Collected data
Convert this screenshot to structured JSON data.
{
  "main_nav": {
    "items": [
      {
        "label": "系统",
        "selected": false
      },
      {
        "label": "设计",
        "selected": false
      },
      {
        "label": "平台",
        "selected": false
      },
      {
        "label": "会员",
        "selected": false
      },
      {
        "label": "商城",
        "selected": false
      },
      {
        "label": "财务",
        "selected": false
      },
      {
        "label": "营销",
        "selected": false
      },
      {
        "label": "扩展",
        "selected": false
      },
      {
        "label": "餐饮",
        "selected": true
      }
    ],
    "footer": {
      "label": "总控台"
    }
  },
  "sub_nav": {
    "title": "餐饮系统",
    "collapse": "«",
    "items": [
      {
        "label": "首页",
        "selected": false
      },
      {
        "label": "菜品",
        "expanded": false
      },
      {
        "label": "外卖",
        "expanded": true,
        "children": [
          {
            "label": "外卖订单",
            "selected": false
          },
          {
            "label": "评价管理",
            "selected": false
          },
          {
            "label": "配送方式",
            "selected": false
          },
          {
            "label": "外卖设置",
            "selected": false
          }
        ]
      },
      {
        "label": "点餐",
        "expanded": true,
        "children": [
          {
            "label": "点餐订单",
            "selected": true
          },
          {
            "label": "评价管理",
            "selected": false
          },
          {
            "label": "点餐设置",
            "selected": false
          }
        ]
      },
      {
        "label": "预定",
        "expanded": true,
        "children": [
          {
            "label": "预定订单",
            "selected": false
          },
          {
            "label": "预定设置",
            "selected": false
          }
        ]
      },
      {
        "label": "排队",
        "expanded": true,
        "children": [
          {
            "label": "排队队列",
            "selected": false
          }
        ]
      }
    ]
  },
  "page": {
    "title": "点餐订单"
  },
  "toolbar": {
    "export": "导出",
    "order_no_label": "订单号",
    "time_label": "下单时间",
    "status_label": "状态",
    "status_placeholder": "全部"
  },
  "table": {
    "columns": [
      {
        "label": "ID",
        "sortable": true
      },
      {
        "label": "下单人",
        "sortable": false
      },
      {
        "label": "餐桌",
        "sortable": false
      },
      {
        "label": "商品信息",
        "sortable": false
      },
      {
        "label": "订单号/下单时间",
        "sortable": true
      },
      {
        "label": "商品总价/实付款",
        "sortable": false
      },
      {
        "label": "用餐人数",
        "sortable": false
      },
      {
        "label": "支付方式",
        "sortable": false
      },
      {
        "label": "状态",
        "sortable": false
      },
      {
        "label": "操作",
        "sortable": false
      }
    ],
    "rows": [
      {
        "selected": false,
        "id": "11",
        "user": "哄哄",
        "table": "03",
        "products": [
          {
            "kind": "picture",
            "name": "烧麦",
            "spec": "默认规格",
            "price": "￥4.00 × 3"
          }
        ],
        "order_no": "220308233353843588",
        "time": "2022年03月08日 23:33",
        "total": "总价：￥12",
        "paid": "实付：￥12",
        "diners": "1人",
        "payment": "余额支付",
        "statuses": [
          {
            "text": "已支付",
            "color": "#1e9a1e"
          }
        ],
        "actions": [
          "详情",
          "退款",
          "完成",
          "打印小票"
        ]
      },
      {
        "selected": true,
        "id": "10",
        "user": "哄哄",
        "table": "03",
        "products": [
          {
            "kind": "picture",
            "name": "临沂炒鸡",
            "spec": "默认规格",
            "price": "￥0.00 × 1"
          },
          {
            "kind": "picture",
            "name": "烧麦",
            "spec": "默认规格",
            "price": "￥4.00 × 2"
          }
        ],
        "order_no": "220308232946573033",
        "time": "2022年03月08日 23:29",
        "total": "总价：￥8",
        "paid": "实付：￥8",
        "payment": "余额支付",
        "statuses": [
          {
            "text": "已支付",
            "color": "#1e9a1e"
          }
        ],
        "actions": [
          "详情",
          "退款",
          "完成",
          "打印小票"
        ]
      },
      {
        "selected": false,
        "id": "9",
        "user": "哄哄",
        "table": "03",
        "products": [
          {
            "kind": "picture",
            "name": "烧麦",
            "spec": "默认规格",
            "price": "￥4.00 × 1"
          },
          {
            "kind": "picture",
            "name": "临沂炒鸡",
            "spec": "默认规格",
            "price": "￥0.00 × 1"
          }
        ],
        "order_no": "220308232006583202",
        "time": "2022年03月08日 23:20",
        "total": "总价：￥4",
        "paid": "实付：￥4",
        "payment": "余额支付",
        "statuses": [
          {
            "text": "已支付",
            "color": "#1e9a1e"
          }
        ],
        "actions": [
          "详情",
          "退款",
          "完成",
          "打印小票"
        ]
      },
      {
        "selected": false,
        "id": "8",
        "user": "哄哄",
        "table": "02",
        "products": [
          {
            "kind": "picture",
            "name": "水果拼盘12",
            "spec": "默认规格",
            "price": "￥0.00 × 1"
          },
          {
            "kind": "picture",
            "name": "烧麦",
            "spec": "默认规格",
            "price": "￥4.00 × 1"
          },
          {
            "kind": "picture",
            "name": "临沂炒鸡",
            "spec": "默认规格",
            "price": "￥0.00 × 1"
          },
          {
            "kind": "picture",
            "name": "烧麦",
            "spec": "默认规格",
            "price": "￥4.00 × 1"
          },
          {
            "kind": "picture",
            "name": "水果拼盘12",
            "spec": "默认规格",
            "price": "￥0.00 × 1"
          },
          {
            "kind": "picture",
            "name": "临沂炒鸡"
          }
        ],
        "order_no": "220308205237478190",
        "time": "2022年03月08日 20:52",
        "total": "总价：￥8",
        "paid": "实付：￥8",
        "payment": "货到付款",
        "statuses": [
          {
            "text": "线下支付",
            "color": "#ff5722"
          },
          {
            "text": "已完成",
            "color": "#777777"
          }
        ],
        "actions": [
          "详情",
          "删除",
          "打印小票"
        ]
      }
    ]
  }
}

◆ **Problem to work on**:
Please quote the records above exactly, without skipping a line.

◆ **Expected output**:
Convert this screenshot to structured JSON data.
{
  "main_nav": {
    "items": [
      {
        "label": "系统",
        "selected": false
      },
      {
        "label": "设计",
        "selected": false
      },
      {
        "label": "平台",
        "selected": false
      },
      {
        "label": "会员",
        "selected": false
      },
      {
        "label": "商城",
        "selected": false
      },
      {
        "label": "财务",
        "selected": false
      },
      {
        "label": "营销",
        "selected": false
      },
      {
        "label": "扩展",
        "selected": false
      },
      {
        "label": "餐饮",
        "selected": true
      }
    ],
    "footer": {
      "label": "总控台"
    }
  },
  "sub_nav": {
    "title": "餐饮系统",
    "collapse": "«",
    "items": [
      {
        "label": "首页",
        "selected": false
      },
      {
        "label": "菜品",
        "expanded": false
      },
      {
        "label": "外卖",
        "expanded": true,
        "children": [
          {
            "label": "外卖订单",
            "selected": false
          },
          {
            "label": "评价管理",
            "selected": false
          },
          {
            "label": "配送方式",
            "selected": false
          },
          {
            "label": "外卖设置",
            "selected": false
          }
        ]
      },
      {
        "label": "点餐",
        "expanded": true,
        "children": [
          {
            "label": "点餐订单",
            "selected": true
          },
          {
            "label": "评价管理",
            "selected": false
          },
          {
            "label": "点餐设置",
            "selected": false
          }
        ]
      },
      {
        "label": "预定",
        "expanded": true,
        "children": [
          {
            "label": "预定订单",
            "selected": false
          },
          {
            "label": "预定设置",
            "selected": false
          }
        ]
      },
      {
        "label": "排队",
        "expanded": true,
        "children": [
          {
            "label": "排队队列",
            "selected": false
          }
        ]
      }
    ]
  },
  "page": {
    "title": "点餐订单"
  },
  "toolbar": {
    "export": "导出",
    "order_no_label": "订单号",
    "time_label": "下单时间",
    "status_label": "状态",
    "status_placeholder": "全部"
  },
  "table": {
    "columns": [
      {
        "label": "ID",
        "sortable": true
      },
      {
        "label": "下单人",
        "sortable": false
      },
      {
        "label": "餐桌",
        "sortable": false
      },
      {
        "label": "商品信息",
        "sortable": false
      },
      {
        "label": "订单号/下单时间",
        "sortable": true
      },
      {
        "label": "商品总价/实付款",
        "sortable": false
      },
      {
        "label": "用餐人数",
        "sortable": false
      },
      {
        "label": "支付方式",
        "sortable": false
      },
      {
        "label": "状态",
        "sortable": false
      },
      {
        "label": "操作",
        "sortable": false
      }
    ],
    "rows": [
      {
        "selected": false,
        "id": "11",
        "user": "哄哄",
        "table": "03",
        "products": [
          {
            "kind": "picture",
            "name": "烧麦",
            "spec": "默认规格",
            "price": "￥4.00 × 3"
          }
        ],
        "order_no": "220308233353843588",
        "time": "2022年03月08日 23:33",
        "total": "总价：￥12",
        "paid": "实付：￥12",
        "diners": "1人",
        "payment": "余额支付",
        "statuses": [
          {
            "text": "已支付",
            "color": "#1e9a1e"
          }
        ],
        "actions": [
          "详情",
          "退款",
          "完成",
          "打印小票"
        ]
      },
      {
        "selected": true,
        "id": "10",
        "user": "哄哄",
        "table": "03",
        "products": [
          {
            "kind": "picture",
            "name": "临沂炒鸡",
            "spec": "默认规格",
            "price": "￥0.00 × 1"
          },
          {
            "kind": "picture",
            "name": "烧麦",
            "spec": "默认规格",
            "price": "￥4.00 × 2"
          }
        ],
        "order_no": "220308232946573033",
        "time": "2022年03月08日 23:29",
        "total": "总价：￥8",
        "paid": "实付：￥8",
        "payment": "余额支付",
        "statuses": [
          {
            "text": "已支付",
            "color": "#1e9a1e"
          }
        ],
        "actions": [
          "详情",
          "退款",
          "完成",
          "打印小票"
        ]
      },
      {
        "selected": false,
        "id": "9",
        "user": "哄哄",
        "table": "03",
        "products": [
          {
            "kind": "picture",
            "name": "烧麦",
            "spec": "默认规格",
            "price": "￥4.00 × 1"
          },
          {
            "kind": "picture",
            "name": "临沂炒鸡",
            "spec": "默认规格",
            "price": "￥0.00 × 1"
          }
        ],
        "order_no": "220308232006583202",
        "time": "2022年03月08日 23:20",
        "total": "总价：￥4",
        "paid": "实付：￥4",
        "payment": "余额支付",
        "statuses": [
          {
            "text": "已支付",
            "color": "#1e9a1e"
          }
        ],
        "actions": [
          "详情",
          "退款",
          "完成",
          "打印小票"
        ]
      },
      {
        "selected": false,
        "id": "8",
        "user": "哄哄",
        "table": "02",
        "products": [
          {
            "kind": "picture",
            "name": "水果拼盘12",
            "spec": "默认规格",
            "price": "￥0.00 × 1"
          },
          {
            "kind": "picture",
            "name": "烧麦",
            "spec": "默认规格",
            "price": "￥4.00 × 1"
          },
          {
            "kind": "picture",
            "name": "临沂炒鸡",
            "spec": "默认规格",
            "price": "￥0.00 × 1"
          },
          {
            "kind": "picture",
            "name": "烧麦",
            "spec": "默认规格",
            "price": "￥4.00 × 1"
          },
          {
            "kind": "picture",
            "name": "水果拼盘12",
            "spec": "默认规格",
            "price": "￥0.00 × 1"
          },
          {
            "kind": "picture",
            "name": "临沂炒鸡"
          }
        ],
        "order_no": "220308205237478190",
        "time": "2022年03月08日 20:52",
        "total": "总价：￥8",
        "paid": "实付：￥8",
        "payment": "货到付款",
        "statuses": [
          {
            "text": "线下支付",
            "color": "#ff5722"
          },
          {
            "text": "已完成",
            "color": "#777777"
          }
        ],
        "actions": [
          "详情",
          "删除",
          "打印小票"
        ]
      }
    ]
  }
}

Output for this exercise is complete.